EXERCISE DIRECTIONS :: Transcribe all of the material exactly.

DATASET RECORDS ::

<<<<

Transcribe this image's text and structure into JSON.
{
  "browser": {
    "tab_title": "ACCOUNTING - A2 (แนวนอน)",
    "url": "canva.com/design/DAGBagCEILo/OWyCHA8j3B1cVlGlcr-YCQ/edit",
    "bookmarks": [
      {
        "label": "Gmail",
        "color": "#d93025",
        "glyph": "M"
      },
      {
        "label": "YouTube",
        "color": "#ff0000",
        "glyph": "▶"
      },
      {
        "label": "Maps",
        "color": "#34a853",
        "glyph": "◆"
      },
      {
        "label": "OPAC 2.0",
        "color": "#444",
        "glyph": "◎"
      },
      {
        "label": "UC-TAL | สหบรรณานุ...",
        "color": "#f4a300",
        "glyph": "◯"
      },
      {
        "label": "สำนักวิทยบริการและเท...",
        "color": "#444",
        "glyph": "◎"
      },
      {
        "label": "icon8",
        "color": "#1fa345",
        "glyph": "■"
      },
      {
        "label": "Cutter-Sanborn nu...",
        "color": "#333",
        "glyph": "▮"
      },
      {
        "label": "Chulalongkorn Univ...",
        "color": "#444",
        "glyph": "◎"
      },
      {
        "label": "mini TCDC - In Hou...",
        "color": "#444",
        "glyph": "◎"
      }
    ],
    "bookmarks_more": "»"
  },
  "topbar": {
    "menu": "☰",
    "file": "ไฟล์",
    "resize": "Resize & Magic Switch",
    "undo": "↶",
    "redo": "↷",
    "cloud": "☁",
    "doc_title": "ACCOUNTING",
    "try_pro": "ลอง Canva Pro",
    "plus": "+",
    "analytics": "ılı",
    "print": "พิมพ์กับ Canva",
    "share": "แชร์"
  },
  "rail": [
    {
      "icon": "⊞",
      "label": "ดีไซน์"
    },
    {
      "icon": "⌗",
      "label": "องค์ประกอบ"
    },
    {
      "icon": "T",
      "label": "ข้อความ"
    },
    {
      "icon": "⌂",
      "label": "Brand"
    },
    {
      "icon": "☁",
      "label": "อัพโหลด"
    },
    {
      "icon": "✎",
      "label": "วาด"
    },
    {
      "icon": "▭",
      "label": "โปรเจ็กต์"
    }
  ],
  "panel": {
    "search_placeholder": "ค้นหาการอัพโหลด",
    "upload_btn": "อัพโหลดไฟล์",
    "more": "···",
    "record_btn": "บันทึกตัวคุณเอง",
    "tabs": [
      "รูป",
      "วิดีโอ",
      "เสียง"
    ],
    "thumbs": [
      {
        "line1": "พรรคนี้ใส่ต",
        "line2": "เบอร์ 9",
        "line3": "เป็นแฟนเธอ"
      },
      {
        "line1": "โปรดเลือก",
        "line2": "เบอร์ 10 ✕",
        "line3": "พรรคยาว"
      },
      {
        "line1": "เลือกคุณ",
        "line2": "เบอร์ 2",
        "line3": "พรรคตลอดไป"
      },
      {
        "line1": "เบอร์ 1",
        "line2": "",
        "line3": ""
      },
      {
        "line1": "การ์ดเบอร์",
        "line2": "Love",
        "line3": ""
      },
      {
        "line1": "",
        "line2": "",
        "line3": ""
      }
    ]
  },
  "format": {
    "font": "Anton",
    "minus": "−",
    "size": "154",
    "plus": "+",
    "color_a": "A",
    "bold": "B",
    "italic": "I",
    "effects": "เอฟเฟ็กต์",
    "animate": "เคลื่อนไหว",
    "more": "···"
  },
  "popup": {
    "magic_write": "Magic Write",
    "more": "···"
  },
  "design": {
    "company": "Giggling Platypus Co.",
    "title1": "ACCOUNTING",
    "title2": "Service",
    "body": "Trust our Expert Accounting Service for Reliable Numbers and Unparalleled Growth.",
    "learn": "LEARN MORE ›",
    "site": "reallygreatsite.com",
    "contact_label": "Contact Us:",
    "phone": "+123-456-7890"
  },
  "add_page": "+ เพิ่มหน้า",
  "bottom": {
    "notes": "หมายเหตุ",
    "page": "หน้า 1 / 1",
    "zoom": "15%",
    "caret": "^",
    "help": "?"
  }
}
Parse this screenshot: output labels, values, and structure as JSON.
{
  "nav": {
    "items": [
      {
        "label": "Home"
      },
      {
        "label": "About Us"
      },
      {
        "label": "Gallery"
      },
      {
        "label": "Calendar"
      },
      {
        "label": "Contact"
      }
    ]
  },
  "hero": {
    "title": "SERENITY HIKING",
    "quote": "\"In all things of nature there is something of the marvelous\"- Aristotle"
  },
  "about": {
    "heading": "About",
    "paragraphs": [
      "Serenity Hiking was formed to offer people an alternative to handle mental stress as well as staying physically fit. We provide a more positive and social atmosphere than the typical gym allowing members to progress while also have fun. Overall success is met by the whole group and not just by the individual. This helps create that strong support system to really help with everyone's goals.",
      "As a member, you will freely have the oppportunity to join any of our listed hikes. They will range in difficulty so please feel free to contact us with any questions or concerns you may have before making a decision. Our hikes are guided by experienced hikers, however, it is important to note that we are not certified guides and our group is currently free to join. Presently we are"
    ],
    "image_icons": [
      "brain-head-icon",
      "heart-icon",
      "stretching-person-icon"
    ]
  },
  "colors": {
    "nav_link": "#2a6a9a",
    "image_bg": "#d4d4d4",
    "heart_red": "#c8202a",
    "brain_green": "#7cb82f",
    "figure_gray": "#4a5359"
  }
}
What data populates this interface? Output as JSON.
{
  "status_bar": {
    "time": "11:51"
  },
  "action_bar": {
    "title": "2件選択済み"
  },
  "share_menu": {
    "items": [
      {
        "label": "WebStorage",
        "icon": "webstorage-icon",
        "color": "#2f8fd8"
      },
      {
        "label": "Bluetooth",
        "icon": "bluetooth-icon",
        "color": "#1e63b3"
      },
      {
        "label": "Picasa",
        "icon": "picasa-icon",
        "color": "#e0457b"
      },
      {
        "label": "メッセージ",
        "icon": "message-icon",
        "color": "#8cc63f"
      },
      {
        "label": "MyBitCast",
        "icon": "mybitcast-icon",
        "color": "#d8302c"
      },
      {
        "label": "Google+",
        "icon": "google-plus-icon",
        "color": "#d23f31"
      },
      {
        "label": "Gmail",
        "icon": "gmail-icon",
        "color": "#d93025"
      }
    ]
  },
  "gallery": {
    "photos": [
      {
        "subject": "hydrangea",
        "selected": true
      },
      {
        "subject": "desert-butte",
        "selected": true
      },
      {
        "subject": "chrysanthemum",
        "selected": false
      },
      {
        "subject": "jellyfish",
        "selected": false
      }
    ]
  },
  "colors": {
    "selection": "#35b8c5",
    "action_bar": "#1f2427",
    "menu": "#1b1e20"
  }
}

>>>>

EXPECTED ANSWER ::
Transcribe this image's text and structure into JSON.
{
  "browser": {
    "tab_title": "ACCOUNTING - A2 (แนวนอน)",
    "url": "canva.com/design/DAGBagCEILo/OWyCHA8j3B1cVlGlcr-YCQ/edit",
    "bookmarks": [
      {
        "label": "Gmail",
        "color": "#d93025",
        "glyph": "M"
      },
      {
        "label": "YouTube",
        "color": "#ff0000",
        "glyph": "▶"
      },
      {
        "label": "Maps",
        "color": "#34a853",
        "glyph": "◆"
      },
      {
        "label": "OPAC 2.0",
        "color": "#444",
        "glyph": "◎"
      },
      {
        "label": "UC-TAL | สหบรรณานุ...",
        "color": "#f4a300",
        "glyph": "◯"
      },
      {
        "label": "สำนักวิทยบริการและเท...",
        "color": "#444",
        "glyph": "◎"
      },
      {
        "label": "icon8",
        "color": "#1fa345",
        "glyph": "■"
      },
      {
        "label": "Cutter-Sanborn nu...",
        "color": "#333",
        "glyph": "▮"
      },
      {
        "label": "Chulalongkorn Univ...",
        "color": "#444",
        "glyph": "◎"
      },
      {
        "label": "mini TCDC - In Hou...",
        "color": "#444",
        "glyph": "◎"
      }
    ],
    "bookmarks_more": "»"
  },
  "topbar": {
    "menu": "☰",
    "file": "ไฟล์",
    "resize": "Resize & Magic Switch",
    "undo": "↶",
    "redo": "↷",
    "cloud": "☁",
    "doc_title": "ACCOUNTING",
    "try_pro": "ลอง Canva Pro",
    "plus": "+",
    "analytics": "ılı",
    "print": "พิมพ์กับ Canva",
    "share": "แชร์"
  },
  "rail": [
    {
      "icon": "⊞",
      "label": "ดีไซน์"
    },
    {
      "icon": "⌗",
      "label": "องค์ประกอบ"
    },
    {
      "icon": "T",
      "label": "ข้อความ"
    },
    {
      "icon": "⌂",
      "label": "Brand"
    },
    {
      "icon": "☁",
      "label": "อัพโหลด"
    },
    {
      "icon": "✎",
      "label": "วาด"
    },
    {
      "icon": "▭",
      "label": "โปรเจ็กต์"
    }
  ],
  "panel": {
    "search_placeholder": "ค้นหาการอัพโหลด",
    "upload_btn": "อัพโหลดไฟล์",
    "more": "···",
    "record_btn": "บันทึกตัวคุณเอง",
    "tabs": [
      "รูป",
      "วิดีโอ",
      "เสียง"
    ],
    "thumbs": [
      {
        "line1": "พรรคนี้ใส่ต",
        "line2": "เบอร์ 9",
        "line3": "เป็นแฟนเธอ"
      },
      {
        "line1": "โปรดเลือก",
        "line2": "เบอร์ 10 ✕",
        "line3": "พรรคยาว"
      },
      {
        "line1": "เลือกคุณ",
        "line2": "เบอร์ 2",
        "line3": "พรรคตลอดไป"
      },
      {
        "line1": "เบอร์ 1",
        "line2": "",
        "line3": ""
      },
      {
        "line1": "การ์ดเบอร์",
        "line2": "Love",
        "line3": ""
      },
      {
        "line1": "",
        "line2": "",
        "line3": ""
      }
    ]
  },
  "format": {
    "font": "Anton",
    "minus": "−",
    "size": "154",
    "plus": "+",
    "color_a": "A",
    "bold": "B",
    "italic": "I",
    "effects": "เอฟเฟ็กต์",
    "animate": "เคลื่อนไหว",
    "more": "···"
  },
  "popup": {
    "magic_write": "Magic Write",
    "more": "···"
  },
  "design": {
    "company": "Giggling Platypus Co.",
    "title1": "ACCOUNTING",
    "title2": "Service",
    "body": "Trust our Expert Accounting Service for Reliable Numbers and Unparalleled Growth.",
    "learn": "LEARN MORE ›",
    "site": "reallygreatsite.com",
    "contact_label": "Contact Us:",
    "phone": "+123-456-7890"
  },
  "add_page": "+ เพิ่มหน้า",
  "bottom": {
    "notes": "หมายเหตุ",
    "page": "หน้า 1 / 1",
    "zoom": "15%",
    "caret": "^",
    "help": "?"
  }
}
Parse this screenshot: output labels, values, and structure as JSON.
{
  "nav": {
    "items": [
      {
        "label": "Home"
      },
      {
        "label": "About Us"
      },
      {
        "label": "Gallery"
      },
      {
        "label": "Calendar"
      },
      {
        "label": "Contact"
      }
    ]
  },
  "hero": {
    "title": "SERENITY HIKING",
    "quote": "\"In all things of nature there is something of the marvelous\"- Aristotle"
  },
  "about": {
    "heading": "About",
    "paragraphs": [
      "Serenity Hiking was formed to offer people an alternative to handle mental stress as well as staying physically fit. We provide a more positive and social atmosphere than the typical gym allowing members to progress while also have fun. Overall success is met by the whole group and not just by the individual. This helps create that strong support system to really help with everyone's goals.",
      "As a member, you will freely have the oppportunity to join any of our listed hikes. They will range in difficulty so please feel free to contact us with any questions or concerns you may have before making a decision. Our hikes are guided by experienced hikers, however, it is important to note that we are not certified guides and our group is currently free to join. Presently we are"
    ],
    "image_icons": [
      "brain-head-icon",
      "heart-icon",
      "stretching-person-icon"
    ]
  },
  "colors": {
    "nav_link": "#2a6a9a",
    "image_bg": "#d4d4d4",
    "heart_red": "#c8202a",
    "brain_green": "#7cb82f",
    "figure_gray": "#4a5359"
  }
}
What data populates this interface? Output as JSON.
{
  "status_bar": {
    "time": "11:51"
  },
  "action_bar": {
    "title": "2件選択済み"
  },
  "share_menu": {
    "items": [
      {
        "label": "WebStorage",
        "icon": "webstorage-icon",
        "color": "#2f8fd8"
      },
      {
        "label": "Bluetooth",
        "icon": "bluetooth-icon",
        "color": "#1e63b3"
      },
      {
        "label": "Picasa",
        "icon": "picasa-icon",
        "color": "#e0457b"
      },
      {
        "label": "メッセージ",
        "icon": "message-icon",
        "color": "#8cc63f"
      },
      {
        "label": "MyBitCast",
        "icon": "mybitcast-icon",
        "color": "#d8302c"
      },
      {
        "label": "Google+",
        "icon": "google-plus-icon",
        "color": "#d23f31"
      },
      {
        "label": "Gmail",
        "icon": "gmail-icon",
        "color": "#d93025"
      }
    ]
  },
  "gallery": {
    "photos": [
      {
        "subject": "hydrangea",
        "selected": true
      },
      {
        "subject": "desert-butte",
        "selected": true
      },
      {
        "subject": "chrysanthemum",
        "selected": false
      },
      {
        "subject": "jellyfish",
        "selected": false
      }
    ]
  },
  "colors": {
    "selection": "#35b8c5",
    "action_bar": "#1f2427",
    "menu": "#1b1e20"
  }
}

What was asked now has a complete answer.